#### [Your instructions]
Quote the records word for word, from the first line through the line that contains "- current-funding-rate-label: Current", including both ends.
=== Records provided ===
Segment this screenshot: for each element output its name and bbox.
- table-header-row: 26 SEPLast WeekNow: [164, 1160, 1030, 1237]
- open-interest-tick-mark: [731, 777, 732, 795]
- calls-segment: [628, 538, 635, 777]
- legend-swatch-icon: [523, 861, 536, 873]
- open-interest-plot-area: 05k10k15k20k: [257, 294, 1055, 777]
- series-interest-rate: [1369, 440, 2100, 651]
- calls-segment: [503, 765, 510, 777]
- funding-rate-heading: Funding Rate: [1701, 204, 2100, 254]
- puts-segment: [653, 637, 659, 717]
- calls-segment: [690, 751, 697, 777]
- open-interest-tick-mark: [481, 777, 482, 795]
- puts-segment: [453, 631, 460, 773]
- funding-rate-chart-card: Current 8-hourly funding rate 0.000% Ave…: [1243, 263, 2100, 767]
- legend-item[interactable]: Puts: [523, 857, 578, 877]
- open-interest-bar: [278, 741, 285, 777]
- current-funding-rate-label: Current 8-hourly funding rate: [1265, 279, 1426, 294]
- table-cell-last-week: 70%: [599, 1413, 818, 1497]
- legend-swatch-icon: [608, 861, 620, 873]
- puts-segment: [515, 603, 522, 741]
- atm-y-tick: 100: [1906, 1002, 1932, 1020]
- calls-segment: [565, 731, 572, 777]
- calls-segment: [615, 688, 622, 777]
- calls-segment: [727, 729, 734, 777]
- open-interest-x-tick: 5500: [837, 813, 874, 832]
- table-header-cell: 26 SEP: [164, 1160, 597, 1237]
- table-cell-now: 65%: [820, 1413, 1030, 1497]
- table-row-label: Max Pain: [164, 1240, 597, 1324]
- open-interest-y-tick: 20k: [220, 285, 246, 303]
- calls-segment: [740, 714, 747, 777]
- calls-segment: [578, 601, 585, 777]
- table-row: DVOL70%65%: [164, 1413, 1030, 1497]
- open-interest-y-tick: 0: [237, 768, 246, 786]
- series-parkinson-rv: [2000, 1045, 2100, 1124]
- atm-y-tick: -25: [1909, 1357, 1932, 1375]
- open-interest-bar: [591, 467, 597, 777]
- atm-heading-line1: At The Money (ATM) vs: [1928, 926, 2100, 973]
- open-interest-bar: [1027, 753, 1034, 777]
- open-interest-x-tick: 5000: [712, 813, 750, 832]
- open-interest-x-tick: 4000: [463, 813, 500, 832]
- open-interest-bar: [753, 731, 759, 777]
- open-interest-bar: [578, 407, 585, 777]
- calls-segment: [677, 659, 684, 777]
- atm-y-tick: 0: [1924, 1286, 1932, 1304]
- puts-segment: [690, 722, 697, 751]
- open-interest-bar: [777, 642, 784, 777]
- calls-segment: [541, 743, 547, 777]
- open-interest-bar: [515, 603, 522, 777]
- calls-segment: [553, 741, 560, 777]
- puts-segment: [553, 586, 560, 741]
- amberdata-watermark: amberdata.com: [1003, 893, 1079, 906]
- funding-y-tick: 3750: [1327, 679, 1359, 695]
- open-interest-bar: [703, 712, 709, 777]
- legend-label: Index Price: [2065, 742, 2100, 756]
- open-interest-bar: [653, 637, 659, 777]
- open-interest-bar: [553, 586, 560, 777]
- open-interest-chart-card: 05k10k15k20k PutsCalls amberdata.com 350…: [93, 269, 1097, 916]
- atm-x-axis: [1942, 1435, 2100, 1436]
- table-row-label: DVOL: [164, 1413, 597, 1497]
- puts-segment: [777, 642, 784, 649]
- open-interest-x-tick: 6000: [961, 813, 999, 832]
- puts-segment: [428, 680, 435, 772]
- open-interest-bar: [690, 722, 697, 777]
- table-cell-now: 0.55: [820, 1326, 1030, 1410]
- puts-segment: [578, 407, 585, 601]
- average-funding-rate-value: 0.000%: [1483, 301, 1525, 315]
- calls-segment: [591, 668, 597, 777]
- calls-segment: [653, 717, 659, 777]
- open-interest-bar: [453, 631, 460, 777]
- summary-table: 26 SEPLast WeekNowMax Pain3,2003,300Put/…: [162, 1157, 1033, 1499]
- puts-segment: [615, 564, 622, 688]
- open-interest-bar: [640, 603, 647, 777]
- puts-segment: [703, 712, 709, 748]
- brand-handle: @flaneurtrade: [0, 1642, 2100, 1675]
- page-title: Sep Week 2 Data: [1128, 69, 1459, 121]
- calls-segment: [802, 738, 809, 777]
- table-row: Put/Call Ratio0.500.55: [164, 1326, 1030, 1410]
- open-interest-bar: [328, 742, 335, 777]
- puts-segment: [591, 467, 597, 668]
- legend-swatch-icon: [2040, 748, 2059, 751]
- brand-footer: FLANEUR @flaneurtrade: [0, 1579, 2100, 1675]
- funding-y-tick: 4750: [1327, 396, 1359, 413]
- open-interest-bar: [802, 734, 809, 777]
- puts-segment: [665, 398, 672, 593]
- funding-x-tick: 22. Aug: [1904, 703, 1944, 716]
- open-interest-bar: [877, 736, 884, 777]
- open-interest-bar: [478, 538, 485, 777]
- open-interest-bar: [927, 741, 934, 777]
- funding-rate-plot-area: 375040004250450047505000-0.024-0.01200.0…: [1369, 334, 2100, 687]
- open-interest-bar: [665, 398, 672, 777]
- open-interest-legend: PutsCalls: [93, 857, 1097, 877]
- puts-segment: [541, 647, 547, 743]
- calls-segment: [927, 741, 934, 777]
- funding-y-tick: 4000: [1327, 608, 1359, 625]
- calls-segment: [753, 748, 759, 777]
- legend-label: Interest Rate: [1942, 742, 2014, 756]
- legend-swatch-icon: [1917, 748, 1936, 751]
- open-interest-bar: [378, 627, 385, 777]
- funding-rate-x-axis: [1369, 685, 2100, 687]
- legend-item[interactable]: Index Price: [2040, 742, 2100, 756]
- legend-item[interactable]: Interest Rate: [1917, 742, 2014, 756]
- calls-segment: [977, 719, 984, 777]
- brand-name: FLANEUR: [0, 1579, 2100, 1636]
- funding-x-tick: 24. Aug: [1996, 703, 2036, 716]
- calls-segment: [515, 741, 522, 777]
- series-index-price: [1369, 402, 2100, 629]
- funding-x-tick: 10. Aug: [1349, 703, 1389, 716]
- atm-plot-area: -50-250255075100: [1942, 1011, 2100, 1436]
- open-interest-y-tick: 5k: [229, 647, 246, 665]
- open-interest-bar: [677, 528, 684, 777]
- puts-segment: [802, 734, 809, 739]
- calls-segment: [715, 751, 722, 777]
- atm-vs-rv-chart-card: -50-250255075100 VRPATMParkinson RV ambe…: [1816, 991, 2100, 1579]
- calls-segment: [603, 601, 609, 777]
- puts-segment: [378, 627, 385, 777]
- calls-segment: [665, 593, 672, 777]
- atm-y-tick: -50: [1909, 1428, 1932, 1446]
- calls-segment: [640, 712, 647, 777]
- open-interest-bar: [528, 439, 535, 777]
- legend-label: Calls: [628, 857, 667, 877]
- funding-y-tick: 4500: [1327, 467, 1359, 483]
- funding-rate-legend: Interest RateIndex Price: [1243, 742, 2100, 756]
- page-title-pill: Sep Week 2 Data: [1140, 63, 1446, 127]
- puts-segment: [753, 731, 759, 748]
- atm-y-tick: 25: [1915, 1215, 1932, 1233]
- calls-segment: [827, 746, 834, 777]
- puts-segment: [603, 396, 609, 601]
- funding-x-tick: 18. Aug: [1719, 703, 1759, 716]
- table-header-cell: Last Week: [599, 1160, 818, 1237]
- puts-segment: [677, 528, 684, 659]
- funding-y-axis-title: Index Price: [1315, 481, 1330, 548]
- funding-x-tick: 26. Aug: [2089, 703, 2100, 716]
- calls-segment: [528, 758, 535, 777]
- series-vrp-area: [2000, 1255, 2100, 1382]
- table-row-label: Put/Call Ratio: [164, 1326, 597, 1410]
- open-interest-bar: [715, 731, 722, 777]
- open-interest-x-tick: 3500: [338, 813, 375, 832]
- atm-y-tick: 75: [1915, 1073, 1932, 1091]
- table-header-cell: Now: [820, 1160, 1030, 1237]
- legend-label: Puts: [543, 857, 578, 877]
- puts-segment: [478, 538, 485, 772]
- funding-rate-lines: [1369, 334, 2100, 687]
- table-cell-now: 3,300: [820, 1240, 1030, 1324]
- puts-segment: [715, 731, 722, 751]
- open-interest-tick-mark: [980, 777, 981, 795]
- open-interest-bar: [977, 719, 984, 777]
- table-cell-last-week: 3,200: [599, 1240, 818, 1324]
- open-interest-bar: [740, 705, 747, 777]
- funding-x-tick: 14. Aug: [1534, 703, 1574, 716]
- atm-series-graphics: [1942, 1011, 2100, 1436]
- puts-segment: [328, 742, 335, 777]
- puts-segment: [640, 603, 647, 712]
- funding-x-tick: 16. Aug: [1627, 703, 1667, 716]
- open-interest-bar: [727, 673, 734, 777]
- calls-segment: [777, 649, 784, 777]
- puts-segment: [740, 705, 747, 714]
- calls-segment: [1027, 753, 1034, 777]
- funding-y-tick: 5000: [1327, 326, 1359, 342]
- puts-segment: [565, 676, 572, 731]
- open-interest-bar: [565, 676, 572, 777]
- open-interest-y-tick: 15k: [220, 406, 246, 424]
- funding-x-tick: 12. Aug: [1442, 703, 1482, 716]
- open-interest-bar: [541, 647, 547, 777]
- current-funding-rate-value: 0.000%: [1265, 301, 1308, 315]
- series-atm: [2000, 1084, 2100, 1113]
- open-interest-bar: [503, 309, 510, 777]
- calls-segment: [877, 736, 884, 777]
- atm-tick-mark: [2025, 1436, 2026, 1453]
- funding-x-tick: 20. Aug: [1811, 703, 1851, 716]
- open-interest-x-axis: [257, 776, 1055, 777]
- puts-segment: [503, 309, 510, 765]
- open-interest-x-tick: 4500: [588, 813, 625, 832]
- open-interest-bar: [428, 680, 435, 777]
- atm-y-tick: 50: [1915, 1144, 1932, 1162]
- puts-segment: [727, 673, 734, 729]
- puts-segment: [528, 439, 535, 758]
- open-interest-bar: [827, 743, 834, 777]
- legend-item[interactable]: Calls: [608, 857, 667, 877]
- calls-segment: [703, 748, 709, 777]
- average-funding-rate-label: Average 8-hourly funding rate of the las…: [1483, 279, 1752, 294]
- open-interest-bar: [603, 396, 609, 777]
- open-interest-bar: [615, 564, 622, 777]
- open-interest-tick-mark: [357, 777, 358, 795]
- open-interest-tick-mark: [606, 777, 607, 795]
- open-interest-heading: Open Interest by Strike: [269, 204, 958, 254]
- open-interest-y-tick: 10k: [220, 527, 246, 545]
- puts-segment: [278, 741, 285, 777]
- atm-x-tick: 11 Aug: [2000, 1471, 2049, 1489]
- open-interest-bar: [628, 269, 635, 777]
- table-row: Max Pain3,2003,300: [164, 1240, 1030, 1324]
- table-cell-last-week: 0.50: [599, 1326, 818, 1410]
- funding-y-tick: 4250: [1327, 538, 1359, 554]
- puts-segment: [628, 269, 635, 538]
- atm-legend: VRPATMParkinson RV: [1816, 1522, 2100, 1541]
===
#### [Exercise output]
Segment this screenshot: for each element output its name and bbox.
- table-header-row: 26 SEPLast WeekNow: [164, 1160, 1030, 1237]
- open-interest-tick-mark: [731, 777, 732, 795]
- calls-segment: [628, 538, 635, 777]
- legend-swatch-icon: [523, 861, 536, 873]
- open-interest-plot-area: 05k10k15k20k: [257, 294, 1055, 777]
- series-interest-rate: [1369, 440, 2100, 651]
- calls-segment: [503, 765, 510, 777]
- funding-rate-heading: Funding Rate: [1701, 204, 2100, 254]
- puts-segment: [653, 637, 659, 717]
- calls-segment: [690, 751, 697, 777]
- open-interest-tick-mark: [481, 777, 482, 795]
- puts-segment: [453, 631, 460, 773]
- funding-rate-chart-card: Current 8-hourly funding rate 0.000% Ave…: [1243, 263, 2100, 767]
- legend-item[interactable]: Puts: [523, 857, 578, 877]
- open-interest-bar: [278, 741, 285, 777]
- current-funding-rate-label: Current 8-hourly funding rate: [1265, 279, 1426, 294]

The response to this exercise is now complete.